Records shown |
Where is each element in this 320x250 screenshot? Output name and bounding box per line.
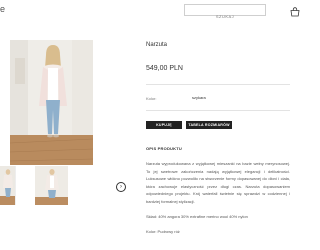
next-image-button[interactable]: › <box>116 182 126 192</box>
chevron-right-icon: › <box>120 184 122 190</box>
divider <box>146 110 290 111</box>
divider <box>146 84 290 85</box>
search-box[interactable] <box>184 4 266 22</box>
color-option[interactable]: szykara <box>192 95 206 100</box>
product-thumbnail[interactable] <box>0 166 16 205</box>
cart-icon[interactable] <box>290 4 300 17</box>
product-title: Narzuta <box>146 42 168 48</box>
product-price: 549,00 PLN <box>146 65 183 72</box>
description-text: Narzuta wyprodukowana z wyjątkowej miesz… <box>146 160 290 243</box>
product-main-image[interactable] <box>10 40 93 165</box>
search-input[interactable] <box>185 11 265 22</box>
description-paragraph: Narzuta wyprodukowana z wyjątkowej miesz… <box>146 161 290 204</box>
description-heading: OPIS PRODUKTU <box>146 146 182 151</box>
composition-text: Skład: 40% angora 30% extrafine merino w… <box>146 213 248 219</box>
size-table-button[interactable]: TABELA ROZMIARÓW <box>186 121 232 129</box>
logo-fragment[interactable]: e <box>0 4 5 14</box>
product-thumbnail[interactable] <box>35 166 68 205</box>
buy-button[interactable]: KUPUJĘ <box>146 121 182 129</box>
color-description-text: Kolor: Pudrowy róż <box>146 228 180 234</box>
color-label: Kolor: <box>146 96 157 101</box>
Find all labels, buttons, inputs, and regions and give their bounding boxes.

What the task asks | Reproduce all of the data above word for word, without the pictures.

Output of the task |
Where is each element in this 320x250 screenshot? Output name and bounding box per line.
next-image-button[interactable]: › <box>116 182 126 192</box>
chevron-right-icon: › <box>120 184 122 190</box>
divider <box>146 110 290 111</box>
divider <box>146 84 290 85</box>
search-box[interactable] <box>184 4 266 22</box>
color-option[interactable]: szykara <box>192 95 206 100</box>
product-thumbnail[interactable] <box>0 166 16 205</box>
cart-icon[interactable] <box>290 4 300 17</box>
product-title: Narzuta <box>146 42 168 48</box>
product-price: 549,00 PLN <box>146 65 183 72</box>
description-text: Narzuta wyprodukowana z wyjątkowej miesz… <box>146 160 290 243</box>
product-main-image[interactable] <box>10 40 93 165</box>
search-input[interactable] <box>185 11 265 22</box>
description-paragraph: Narzuta wyprodukowana z wyjątkowej miesz… <box>146 161 290 204</box>
description-heading: OPIS PRODUKTU <box>146 146 182 151</box>
composition-text: Skład: 40% angora 30% extrafine merino w… <box>146 213 248 219</box>
size-table-button[interactable]: TABELA ROZMIARÓW <box>186 121 232 129</box>
logo-fragment[interactable]: e <box>0 4 5 14</box>
product-thumbnail[interactable] <box>35 166 68 205</box>
buy-button[interactable]: KUPUJĘ <box>146 121 182 129</box>
color-description-text: Kolor: Pudrowy róż <box>146 228 180 234</box>
color-label: Kolor: <box>146 96 157 101</box>
Find all labels, buttons, inputs, and regions and give their bounding boxes.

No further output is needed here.